**What is required:** Only lines with the word "publics" are needed; collect each of them from the listing below.

════

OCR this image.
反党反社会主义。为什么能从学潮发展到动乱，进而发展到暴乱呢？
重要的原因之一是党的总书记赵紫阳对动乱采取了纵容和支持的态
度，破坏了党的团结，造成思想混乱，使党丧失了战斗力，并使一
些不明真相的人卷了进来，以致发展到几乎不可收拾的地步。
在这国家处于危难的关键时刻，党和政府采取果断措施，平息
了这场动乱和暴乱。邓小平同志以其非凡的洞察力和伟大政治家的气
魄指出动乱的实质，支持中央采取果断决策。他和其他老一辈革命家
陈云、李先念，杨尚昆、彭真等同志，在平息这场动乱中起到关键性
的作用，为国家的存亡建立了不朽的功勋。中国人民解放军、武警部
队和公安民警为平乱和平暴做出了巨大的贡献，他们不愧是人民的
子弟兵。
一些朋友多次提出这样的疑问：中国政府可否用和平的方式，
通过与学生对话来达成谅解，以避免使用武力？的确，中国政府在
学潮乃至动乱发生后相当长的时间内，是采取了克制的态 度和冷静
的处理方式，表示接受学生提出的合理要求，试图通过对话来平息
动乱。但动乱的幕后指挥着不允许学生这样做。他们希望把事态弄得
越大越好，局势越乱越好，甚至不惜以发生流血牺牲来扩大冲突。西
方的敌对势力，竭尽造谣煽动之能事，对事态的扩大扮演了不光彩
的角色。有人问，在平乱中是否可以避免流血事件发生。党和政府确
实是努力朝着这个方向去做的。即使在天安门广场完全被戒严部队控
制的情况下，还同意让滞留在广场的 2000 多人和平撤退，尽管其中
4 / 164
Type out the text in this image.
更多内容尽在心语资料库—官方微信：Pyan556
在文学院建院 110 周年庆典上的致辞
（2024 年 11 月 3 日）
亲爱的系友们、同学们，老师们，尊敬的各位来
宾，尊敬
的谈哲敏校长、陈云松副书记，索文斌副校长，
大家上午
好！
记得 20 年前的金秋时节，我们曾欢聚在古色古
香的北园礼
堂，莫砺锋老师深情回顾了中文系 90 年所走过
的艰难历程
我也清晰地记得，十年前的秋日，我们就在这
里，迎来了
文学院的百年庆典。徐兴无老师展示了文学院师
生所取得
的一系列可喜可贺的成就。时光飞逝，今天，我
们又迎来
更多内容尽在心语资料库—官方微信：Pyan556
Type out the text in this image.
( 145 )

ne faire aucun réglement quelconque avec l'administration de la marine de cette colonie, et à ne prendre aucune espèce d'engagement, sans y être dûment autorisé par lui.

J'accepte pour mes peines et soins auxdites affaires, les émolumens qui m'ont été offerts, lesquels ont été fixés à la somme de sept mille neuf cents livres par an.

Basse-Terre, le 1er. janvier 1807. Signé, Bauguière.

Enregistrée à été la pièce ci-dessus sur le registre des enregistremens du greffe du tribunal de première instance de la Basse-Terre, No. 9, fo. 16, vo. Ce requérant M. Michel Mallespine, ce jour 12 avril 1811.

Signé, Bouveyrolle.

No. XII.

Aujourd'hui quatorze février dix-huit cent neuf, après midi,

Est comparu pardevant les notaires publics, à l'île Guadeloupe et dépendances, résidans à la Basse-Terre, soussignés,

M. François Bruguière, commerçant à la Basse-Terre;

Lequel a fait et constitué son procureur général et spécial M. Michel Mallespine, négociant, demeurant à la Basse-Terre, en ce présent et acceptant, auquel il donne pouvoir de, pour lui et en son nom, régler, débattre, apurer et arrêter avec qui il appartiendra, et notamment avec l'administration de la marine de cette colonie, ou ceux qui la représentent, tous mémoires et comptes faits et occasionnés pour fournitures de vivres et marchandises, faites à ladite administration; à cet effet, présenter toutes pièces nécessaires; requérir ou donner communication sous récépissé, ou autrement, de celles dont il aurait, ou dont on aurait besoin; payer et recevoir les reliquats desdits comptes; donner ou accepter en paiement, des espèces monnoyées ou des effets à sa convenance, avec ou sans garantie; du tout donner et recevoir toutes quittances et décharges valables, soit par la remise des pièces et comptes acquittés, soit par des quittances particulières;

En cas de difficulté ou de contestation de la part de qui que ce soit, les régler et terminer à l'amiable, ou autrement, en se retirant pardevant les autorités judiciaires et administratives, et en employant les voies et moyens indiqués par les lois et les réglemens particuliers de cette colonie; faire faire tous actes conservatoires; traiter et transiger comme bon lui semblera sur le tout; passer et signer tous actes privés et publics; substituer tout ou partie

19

════

**Answer to the exercise:**
Est comparu pardevant les notaires publics, à l'île Guadeloupe et dépendances, résidans à la Basse-Terre, soussignés,
En cas de difficulté ou de contestation de la part de qui que ce soit, les régler et terminer à l'amiable, ou autrement, en se retirant pardevant les autorités judiciaires et administratives, et en employant les voies et moyens indiqués par les lois et les réglemens particuliers de cette colonie; faire faire tous actes conservatoires; traiter et transiger comme bon lui semblera sur le tout; passer et signer tous actes privés et publics; substituer tout ou partie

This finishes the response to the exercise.